Directions:
Write the data below out exactly as it stands. Do not include the pictures.
- - -
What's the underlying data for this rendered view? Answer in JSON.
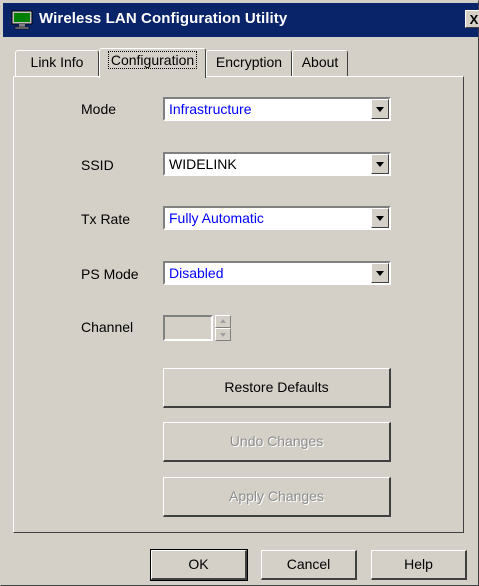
{
  "window": {
    "title": "Wireless LAN Configuration Utility",
    "close_symbol": "X",
    "icon": "monitor-icon"
  },
  "tabs": [
    {
      "label": "Link Info",
      "active": false
    },
    {
      "label": "Configuration",
      "active": true
    },
    {
      "label": "Encryption",
      "active": false
    },
    {
      "label": "About",
      "active": false
    }
  ],
  "config": {
    "mode": {
      "label": "Mode",
      "value": "Infrastructure"
    },
    "ssid": {
      "label": "SSID",
      "value": "WIDELINK"
    },
    "tx_rate": {
      "label": "Tx Rate",
      "value": "Fully Automatic"
    },
    "ps_mode": {
      "label": "PS Mode",
      "value": "Disabled"
    },
    "channel": {
      "label": "Channel",
      "value": ""
    },
    "restore_label": "Restore Defaults",
    "undo_label": "Undo Changes",
    "apply_label": "Apply Changes"
  },
  "footer": {
    "ok_label": "OK",
    "cancel_label": "Cancel",
    "help_label": "Help"
  },
  "colors": {
    "titlebar": "#0a246a",
    "face": "#d4d0c8",
    "value_blue": "#0000ff"
  }
}
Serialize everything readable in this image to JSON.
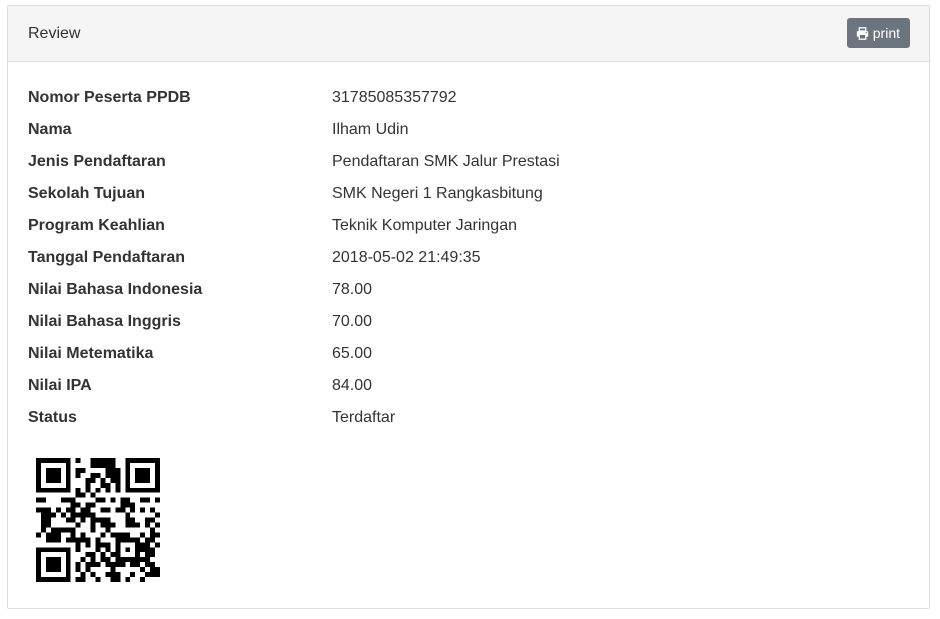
{
  "panel": {
    "title": "Review",
    "print_label": "print",
    "print_icon": "print-icon"
  },
  "details": [
    {
      "label": "Nomor Peserta PPDB",
      "value": "31785085357792"
    },
    {
      "label": "Nama",
      "value": "Ilham Udin"
    },
    {
      "label": "Jenis Pendaftaran",
      "value": "Pendaftaran SMK Jalur Prestasi"
    },
    {
      "label": "Sekolah Tujuan",
      "value": "SMK Negeri 1 Rangkasbitung"
    },
    {
      "label": "Program Keahlian",
      "value": "Teknik Komputer Jaringan"
    },
    {
      "label": "Tanggal Pendaftaran",
      "value": "2018-05-02 21:49:35"
    },
    {
      "label": "Nilai Bahasa Indonesia",
      "value": "78.00"
    },
    {
      "label": "Nilai Bahasa Inggris",
      "value": "70.00"
    },
    {
      "label": "Nilai Metematika",
      "value": "65.00"
    },
    {
      "label": "Nilai IPA",
      "value": "84.00"
    },
    {
      "label": "Status",
      "value": "Terdaftar"
    }
  ],
  "qr_code": {
    "icon": "qr-code",
    "color": "#000000"
  }
}
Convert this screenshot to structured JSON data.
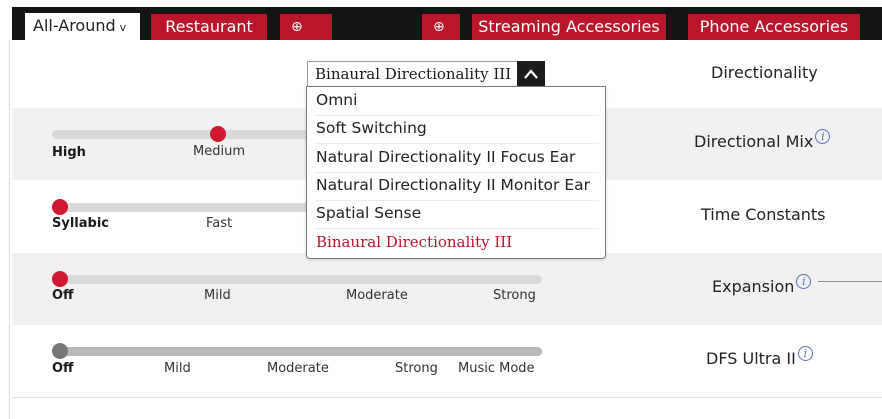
{
  "tabs": {
    "active_label": "All-Around",
    "active_chevron": "v",
    "restaurant": "Restaurant",
    "add_1": "⊕",
    "add_2": "⊕",
    "streaming": "Streaming Accessories",
    "phone": "Phone Accessories"
  },
  "directionality": {
    "label": "Directionality",
    "dropdown_value": "Binaural Directionality III",
    "options": [
      "Omni",
      "Soft Switching",
      "Natural Directionality II Focus Ear",
      "Natural Directionality II Monitor Ear",
      "Spatial Sense",
      "Binaural Directionality III"
    ],
    "selected_option": "Binaural Directionality III"
  },
  "directional_mix": {
    "label": "Directional Mix",
    "info": "i",
    "stops": [
      "High",
      "Medium"
    ],
    "selected_stop": "Medium"
  },
  "time_constants": {
    "label": "Time Constants",
    "stops": [
      "Syllabic",
      "Fast"
    ],
    "selected_stop": "Syllabic"
  },
  "expansion": {
    "label": "Expansion",
    "info": "i",
    "stops": [
      "Off",
      "Mild",
      "Moderate",
      "Strong"
    ],
    "selected_stop": "Off"
  },
  "dfs": {
    "label": "DFS Ultra II",
    "info": "i",
    "stops": [
      "Off",
      "Mild",
      "Moderate",
      "Strong",
      "Music Mode"
    ],
    "selected_stop": "Off"
  },
  "colors": {
    "accent_red": "#b9162c",
    "knob_red": "#d0182e",
    "tab_bar_black": "#141414",
    "row_shade": "#f1f1f1",
    "info_blue": "#5a6fb8"
  }
}
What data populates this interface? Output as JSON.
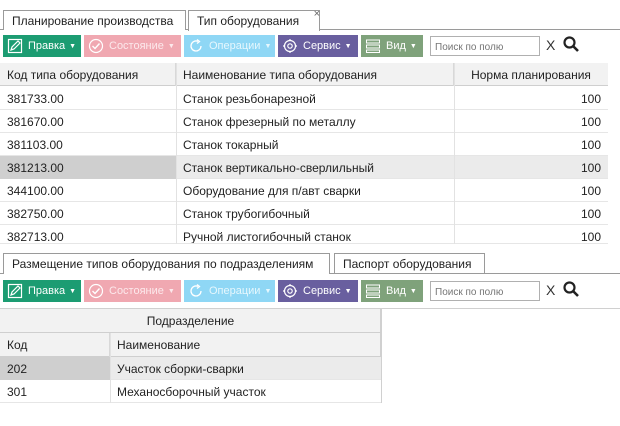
{
  "top_tabs": [
    {
      "label": "Планирование производства"
    },
    {
      "label": "Тип оборудования",
      "close": "×"
    }
  ],
  "toolbar": {
    "edit_label": "Правка",
    "state_label": "Состояние",
    "operations_label": "Операции",
    "service_label": "Сервис",
    "view_label": "Вид",
    "search_placeholder": "Поиск по полю",
    "clear_label": "X"
  },
  "equipment_table": {
    "columns": [
      "Код типа оборудования",
      "Наименование типа оборудования",
      "Норма планирования"
    ],
    "rows": [
      {
        "code": "381733.00",
        "name": "Станок резьбонарезной",
        "norm": "100"
      },
      {
        "code": "381670.00",
        "name": "Станок фрезерный по металлу",
        "norm": "100"
      },
      {
        "code": "381103.00",
        "name": "Станок токарный",
        "norm": "100"
      },
      {
        "code": "381213.00",
        "name": "Станок вертикально-сверлильный",
        "norm": "100"
      },
      {
        "code": "344100.00",
        "name": "Оборудование для п/авт сварки",
        "norm": "100"
      },
      {
        "code": "382750.00",
        "name": "Станок трубогибочный",
        "norm": "100"
      },
      {
        "code": "382713.00",
        "name": "Ручной листогибочный станок",
        "norm": "100"
      }
    ]
  },
  "bottom_tabs": [
    {
      "label": "Размещение типов оборудования по подразделениям"
    },
    {
      "label": "Паспорт оборудования"
    }
  ],
  "division_table": {
    "group_header": "Подразделение",
    "columns": [
      "Код",
      "Наименование"
    ],
    "rows": [
      {
        "code": "202",
        "name": "Участок сборки-сварки"
      },
      {
        "code": "301",
        "name": "Механосборочный участок"
      }
    ]
  },
  "colors": {
    "edit": "#1c9c72",
    "state": "#f0a8b1",
    "operations": "#8fd7f5",
    "service": "#695f9f",
    "view": "#7fa27b"
  }
}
- - -
Solution:
What's the underlying data for this rendered view? Answer in JSON.
{
  "window": {
    "title": "Wireless LAN Configuration Utility",
    "close_symbol": "X",
    "icon": "monitor-icon"
  },
  "tabs": [
    {
      "label": "Link Info",
      "active": false
    },
    {
      "label": "Configuration",
      "active": true
    },
    {
      "label": "Encryption",
      "active": false
    },
    {
      "label": "About",
      "active": false
    }
  ],
  "config": {
    "mode": {
      "label": "Mode",
      "value": "Infrastructure"
    },
    "ssid": {
      "label": "SSID",
      "value": "WIDELINK"
    },
    "tx_rate": {
      "label": "Tx Rate",
      "value": "Fully Automatic"
    },
    "ps_mode": {
      "label": "PS Mode",
      "value": "Disabled"
    },
    "channel": {
      "label": "Channel",
      "value": ""
    },
    "restore_label": "Restore Defaults",
    "undo_label": "Undo Changes",
    "apply_label": "Apply Changes"
  },
  "footer": {
    "ok_label": "OK",
    "cancel_label": "Cancel",
    "help_label": "Help"
  },
  "colors": {
    "titlebar": "#0a246a",
    "face": "#d4d0c8",
    "value_blue": "#0000ff"
  }
}
Serialize everything readable in this image to JSON.
{
  "panel": {
    "title": "Review",
    "print_label": "print",
    "print_icon": "print-icon"
  },
  "details": [
    {
      "label": "Nomor Peserta PPDB",
      "value": "31785085357792"
    },
    {
      "label": "Nama",
      "value": "Ilham Udin"
    },
    {
      "label": "Jenis Pendaftaran",
      "value": "Pendaftaran SMK Jalur Prestasi"
    },
    {
      "label": "Sekolah Tujuan",
      "value": "SMK Negeri 1 Rangkasbitung"
    },
    {
      "label": "Program Keahlian",
      "value": "Teknik Komputer Jaringan"
    },
    {
      "label": "Tanggal Pendaftaran",
      "value": "2018-05-02 21:49:35"
    },
    {
      "label": "Nilai Bahasa Indonesia",
      "value": "78.00"
    },
    {
      "label": "Nilai Bahasa Inggris",
      "value": "70.00"
    },
    {
      "label": "Nilai Metematika",
      "value": "65.00"
    },
    {
      "label": "Nilai IPA",
      "value": "84.00"
    },
    {
      "label": "Status",
      "value": "Terdaftar"
    }
  ],
  "qr_code": {
    "icon": "qr-code",
    "color": "#000000"
  }
}
Convert this screenshot to structured JSON data.
{
  "tabs": {
    "active_label": "All-Around",
    "active_chevron": "v",
    "restaurant": "Restaurant",
    "add_1": "⊕",
    "add_2": "⊕",
    "streaming": "Streaming Accessories",
    "phone": "Phone Accessories"
  },
  "directionality": {
    "label": "Directionality",
    "dropdown_value": "Binaural Directionality III",
    "options": [
      "Omni",
      "Soft Switching",
      "Natural Directionality II Focus Ear",
      "Natural Directionality II Monitor Ear",
      "Spatial Sense",
      "Binaural Directionality III"
    ],
    "selected_option": "Binaural Directionality III"
  },
  "directional_mix": {
    "label": "Directional Mix",
    "info": "i",
    "stops": [
      "High",
      "Medium"
    ],
    "selected_stop": "Medium"
  },
  "time_constants": {
    "label": "Time Constants",
    "stops": [
      "Syllabic",
      "Fast"
    ],
    "selected_stop": "Syllabic"
  },
  "expansion": {
    "label": "Expansion",
    "info": "i",
    "stops": [
      "Off",
      "Mild",
      "Moderate",
      "Strong"
    ],
    "selected_stop": "Off"
  },
  "dfs": {
    "label": "DFS Ultra II",
    "info": "i",
    "stops": [
      "Off",
      "Mild",
      "Moderate",
      "Strong",
      "Music Mode"
    ],
    "selected_stop": "Off"
  },
  "colors": {
    "accent_red": "#b9162c",
    "knob_red": "#d0182e",
    "tab_bar_black": "#141414",
    "row_shade": "#f1f1f1",
    "info_blue": "#5a6fb8"
  }
}
What data populates this interface? Output as JSON.
{
  "top_tabs": [
    {
      "label": "Планирование производства"
    },
    {
      "label": "Тип оборудования",
      "close": "×"
    }
  ],
  "toolbar": {
    "edit_label": "Правка",
    "state_label": "Состояние",
    "operations_label": "Операции",
    "service_label": "Сервис",
    "view_label": "Вид",
    "search_placeholder": "Поиск по полю",
    "clear_label": "X"
  },
  "equipment_table": {
    "columns": [
      "Код типа оборудования",
      "Наименование типа оборудования",
      "Норма планирования"
    ],
    "rows": [
      {
        "code": "381733.00",
        "name": "Станок резьбонарезной",
        "norm": "100"
      },
      {
        "code": "381670.00",
        "name": "Станок фрезерный по металлу",
        "norm": "100"
      },
      {
        "code": "381103.00",
        "name": "Станок токарный",
        "norm": "100"
      },
      {
        "code": "381213.00",
        "name": "Станок вертикально-сверлильный",
        "norm": "100"
      },
      {
        "code": "344100.00",
        "name": "Оборудование для п/авт сварки",
        "norm": "100"
      },
      {
        "code": "382750.00",
        "name": "Станок трубогибочный",
        "norm": "100"
      },
      {
        "code": "382713.00",
        "name": "Ручной листогибочный станок",
        "norm": "100"
      }
    ]
  },
  "bottom_tabs": [
    {
      "label": "Размещение типов оборудования по подразделениям"
    },
    {
      "label": "Паспорт оборудования"
    }
  ],
  "division_table": {
    "group_header": "Подразделение",
    "columns": [
      "Код",
      "Наименование"
    ],
    "rows": [
      {
        "code": "202",
        "name": "Участок сборки-сварки"
      },
      {
        "code": "301",
        "name": "Механосборочный участок"
      }
    ]
  },
  "colors": {
    "edit": "#1c9c72",
    "state": "#f0a8b1",
    "operations": "#8fd7f5",
    "service": "#695f9f",
    "view": "#7fa27b"
  }
}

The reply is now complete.